■ What you will do:
Reproduce the listing that follows with no differences at all.

[Records from a collection of figures]
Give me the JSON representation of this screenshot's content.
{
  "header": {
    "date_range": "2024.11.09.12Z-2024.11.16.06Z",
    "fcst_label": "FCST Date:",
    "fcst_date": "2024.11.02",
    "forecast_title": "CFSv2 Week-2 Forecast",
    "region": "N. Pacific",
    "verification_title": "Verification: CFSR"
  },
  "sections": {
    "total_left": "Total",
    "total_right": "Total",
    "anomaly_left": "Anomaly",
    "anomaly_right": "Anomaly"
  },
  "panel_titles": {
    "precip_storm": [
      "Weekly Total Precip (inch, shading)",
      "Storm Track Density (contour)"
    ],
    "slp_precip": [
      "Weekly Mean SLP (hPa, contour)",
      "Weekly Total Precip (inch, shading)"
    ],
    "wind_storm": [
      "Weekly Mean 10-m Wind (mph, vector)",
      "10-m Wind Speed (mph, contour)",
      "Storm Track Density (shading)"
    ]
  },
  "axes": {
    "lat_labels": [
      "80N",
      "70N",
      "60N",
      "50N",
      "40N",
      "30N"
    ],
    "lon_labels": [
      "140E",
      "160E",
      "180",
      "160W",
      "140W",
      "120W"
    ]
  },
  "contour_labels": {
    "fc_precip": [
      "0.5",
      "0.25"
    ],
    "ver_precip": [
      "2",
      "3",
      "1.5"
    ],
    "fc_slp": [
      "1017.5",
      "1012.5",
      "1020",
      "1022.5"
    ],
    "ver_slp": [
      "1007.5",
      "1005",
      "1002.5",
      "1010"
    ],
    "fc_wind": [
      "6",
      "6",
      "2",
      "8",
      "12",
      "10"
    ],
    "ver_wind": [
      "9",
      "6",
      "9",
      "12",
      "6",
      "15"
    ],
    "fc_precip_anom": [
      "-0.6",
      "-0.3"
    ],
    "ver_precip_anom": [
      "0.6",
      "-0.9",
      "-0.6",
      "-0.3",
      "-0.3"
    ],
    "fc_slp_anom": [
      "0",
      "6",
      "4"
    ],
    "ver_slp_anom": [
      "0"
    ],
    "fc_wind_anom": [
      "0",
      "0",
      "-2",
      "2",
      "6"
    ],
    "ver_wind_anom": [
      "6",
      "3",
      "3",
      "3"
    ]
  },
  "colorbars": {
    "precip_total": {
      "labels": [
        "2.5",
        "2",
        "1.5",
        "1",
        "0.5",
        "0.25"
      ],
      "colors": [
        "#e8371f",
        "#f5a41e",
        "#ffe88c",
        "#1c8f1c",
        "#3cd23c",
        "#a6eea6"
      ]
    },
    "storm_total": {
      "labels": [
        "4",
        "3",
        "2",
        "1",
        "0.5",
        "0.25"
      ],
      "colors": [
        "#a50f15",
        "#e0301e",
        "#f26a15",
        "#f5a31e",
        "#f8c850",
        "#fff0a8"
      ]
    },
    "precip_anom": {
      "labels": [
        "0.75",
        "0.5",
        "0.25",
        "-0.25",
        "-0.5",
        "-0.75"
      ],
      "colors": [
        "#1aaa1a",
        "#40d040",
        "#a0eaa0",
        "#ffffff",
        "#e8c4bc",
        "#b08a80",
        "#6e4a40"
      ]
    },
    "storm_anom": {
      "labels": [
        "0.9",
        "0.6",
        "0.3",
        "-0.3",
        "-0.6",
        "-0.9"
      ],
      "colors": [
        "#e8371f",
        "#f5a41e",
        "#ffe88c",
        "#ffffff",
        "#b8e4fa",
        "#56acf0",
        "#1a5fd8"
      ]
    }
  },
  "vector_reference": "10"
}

■ Full solution:
Give me the JSON representation of this screenshot's content.
{
  "header": {
    "date_range": "2024.11.09.12Z-2024.11.16.06Z",
    "fcst_label": "FCST Date:",
    "fcst_date": "2024.11.02",
    "forecast_title": "CFSv2 Week-2 Forecast",
    "region": "N. Pacific",
    "verification_title": "Verification: CFSR"
  },
  "sections": {
    "total_left": "Total",
    "total_right": "Total",
    "anomaly_left": "Anomaly",
    "anomaly_right": "Anomaly"
  },
  "panel_titles": {
    "precip_storm": [
      "Weekly Total Precip (inch, shading)",
      "Storm Track Density (contour)"
    ],
    "slp_precip": [
      "Weekly Mean SLP (hPa, contour)",
      "Weekly Total Precip (inch, shading)"
    ],
    "wind_storm": [
      "Weekly Mean 10-m Wind (mph, vector)",
      "10-m Wind Speed (mph, contour)",
      "Storm Track Density (shading)"
    ]
  },
  "axes": {
    "lat_labels": [
      "80N",
      "70N",
      "60N",
      "50N",
      "40N",
      "30N"
    ],
    "lon_labels": [
      "140E",
      "160E",
      "180",
      "160W",
      "140W",
      "120W"
    ]
  },
  "contour_labels": {
    "fc_precip": [
      "0.5",
      "0.25"
    ],
    "ver_precip": [
      "2",
      "3",
      "1.5"
    ],
    "fc_slp": [
      "1017.5",
      "1012.5",
      "1020",
      "1022.5"
    ],
    "ver_slp": [
      "1007.5",
      "1005",
      "1002.5",
      "1010"
    ],
    "fc_wind": [
      "6",
      "6",
      "2",
      "8",
      "12",
      "10"
    ],
    "ver_wind": [
      "9",
      "6",
      "9",
      "12",
      "6",
      "15"
    ],
    "fc_precip_anom": [
      "-0.6",
      "-0.3"
    ],
    "ver_precip_anom": [
      "0.6",
      "-0.9",
      "-0.6",
      "-0.3",
      "-0.3"
    ],
    "fc_slp_anom": [
      "0",
      "6",
      "4"
    ],
    "ver_slp_anom": [
      "0"
    ],
    "fc_wind_anom": [
      "0",
      "0",
      "-2",
      "2",
      "6"
    ],
    "ver_wind_anom": [
      "6",
      "3",
      "3",
      "3"
    ]
  },
  "colorbars": {
    "precip_total": {
      "labels": [
        "2.5",
        "2",
        "1.5",
        "1",
        "0.5",
        "0.25"
      ],
      "colors": [
        "#e8371f",
        "#f5a41e",
        "#ffe88c",
        "#1c8f1c",
        "#3cd23c",
        "#a6eea6"
      ]
    },
    "storm_total": {
      "labels": [
        "4",
        "3",
        "2",
        "1",
        "0.5",
        "0.25"
      ],
      "colors": [
        "#a50f15",
        "#e0301e",
        "#f26a15",
        "#f5a31e",
        "#f8c850",
        "#fff0a8"
      ]
    },
    "precip_anom": {
      "labels": [
        "0.75",
        "0.5",
        "0.25",
        "-0.25",
        "-0.5",
        "-0.75"
      ],
      "colors": [
        "#1aaa1a",
        "#40d040",
        "#a0eaa0",
        "#ffffff",
        "#e8c4bc",
        "#b08a80",
        "#6e4a40"
      ]
    },
    "storm_anom": {
      "labels": [
        "0.9",
        "0.6",
        "0.3",
        "-0.3",
        "-0.6",
        "-0.9"
      ],
      "colors": [
        "#e8371f",
        "#f5a41e",
        "#ffe88c",
        "#ffffff",
        "#b8e4fa",
        "#56acf0",
        "#1a5fd8"
      ]
    }
  },
  "vector_reference": "10"
}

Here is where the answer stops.